[Task description] Go through the entries below and copy each line containing the word "periode".

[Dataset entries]
━━━━

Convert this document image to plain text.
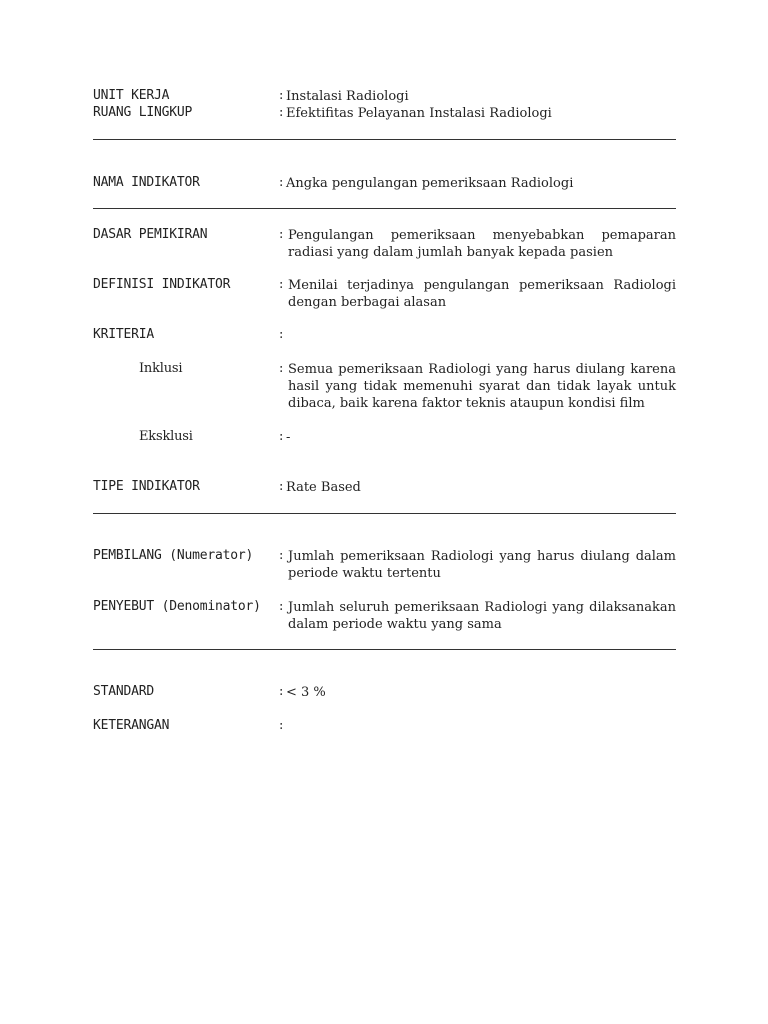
UNIT KERJA	: Instalasi Radiologi
RUANG LINGKUP	: Efektifitas Pelayanan Instalasi Radiologi
NAMA INDIKATOR	: Angka pengulangan pemeriksaan Radiologi
DASAR PEMIKIRAN	: Pengulangan pemeriksaan menyebabkan pemaparan radiasi yang dalam jumlah banyak kepada pasien
DEFINISI INDIKATOR	: Menilai terjadinya pengulangan pemeriksaan Radiologi dengan berbagai alasan
KRITERIA	:
Inklusi	: Semua pemeriksaan Radiologi yang harus diulang karena hasil yang tidak memenuhi syarat dan tidak layak untuk dibaca, baik karena faktor teknis ataupun kondisi film
Eksklusi	: -
TIPE INDIKATOR	: Rate Based
PEMBILANG (Numerator) : Jumlah pemeriksaan Radiologi yang harus diulang dalam periode waktu tertentu
PENYEBUT (Denominator) : Jumlah seluruh pemeriksaan Radiologi yang dilaksanakan dalam periode waktu yang sama
STANDARD	: < 3 %
KETERANGAN	:
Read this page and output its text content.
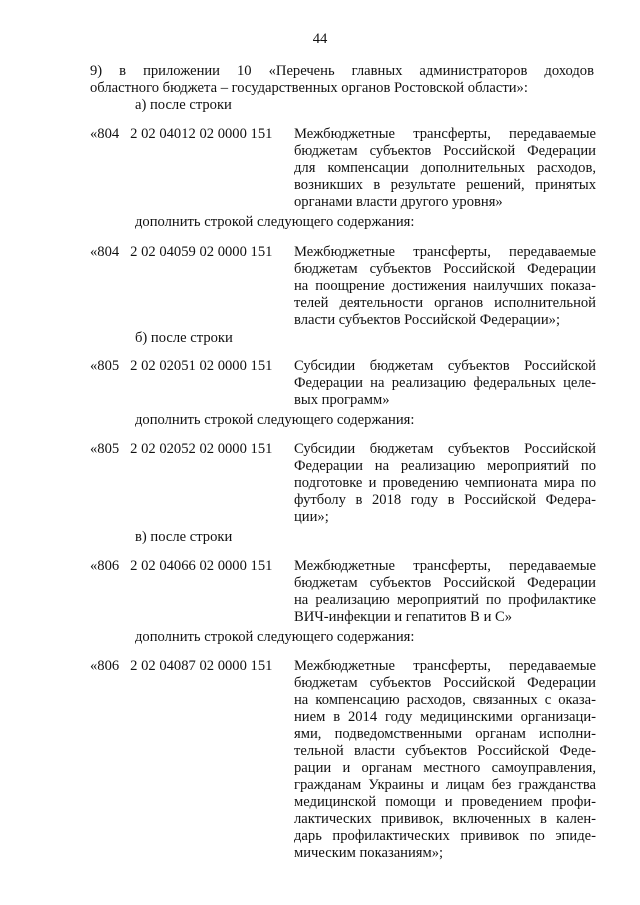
44
9) в приложении 10 «Перечень главных администраторов доходов
областного бюджета – государственных органов Ростовской области»:
а) после строки
«804   2 02 04012 02 0000 151 Межбюджетные трансферты, передаваемые
бюджетам субъектов Российской Федерации
для компенсации дополнительных расходов,
возникших в результате решений, принятых
органами власти другого уровня»
дополнить строкой следующего содержания:
«804   2 02 04059 02 0000 151 Межбюджетные трансферты, передаваемые
бюджетам субъектов Российской Федерации
на поощрение достижения наилучших показа-
телей деятельности органов исполнительной
власти субъектов Российской Федерации»;
б) после строки
«805   2 02 02051 02 0000 151 Субсидии бюджетам субъектов Российской
Федерации на реализацию федеральных целе-
вых программ»
дополнить строкой следующего содержания:
«805   2 02 02052 02 0000 151 Субсидии бюджетам субъектов Российской
Федерации на реализацию мероприятий по
подготовке и проведению чемпионата мира по
футболу в 2018 году в Российской Федера-
ции»;
в) после строки
«806   2 02 04066 02 0000 151 Межбюджетные трансферты, передаваемые
бюджетам субъектов Российской Федерации
на реализацию мероприятий по профилактике
ВИЧ-инфекции и гепатитов В и С»
дополнить строкой следующего содержания:
«806   2 02 04087 02 0000 151 Межбюджетные трансферты, передаваемые
бюджетам субъектов Российской Федерации
на компенсацию расходов, связанных с оказа-
нием в 2014 году медицинскими организаци-
ями, подведомственными органам исполни-
тельной власти субъектов Российской Феде-
рации и органам местного самоуправления,
гражданам Украины и лицам без гражданства
медицинской помощи и проведением профи-
лактических прививок, включенных в кален-
дарь профилактических прививок по эпиде-
мическим показаниям»;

━━━━

[Final result]
PEMBILANG (Numerator) : Jumlah pemeriksaan Radiologi yang harus diulang dalam periode waktu tertentu
PENYEBUT (Denominator) : Jumlah seluruh pemeriksaan Radiologi yang dilaksanakan dalam periode waktu yang sama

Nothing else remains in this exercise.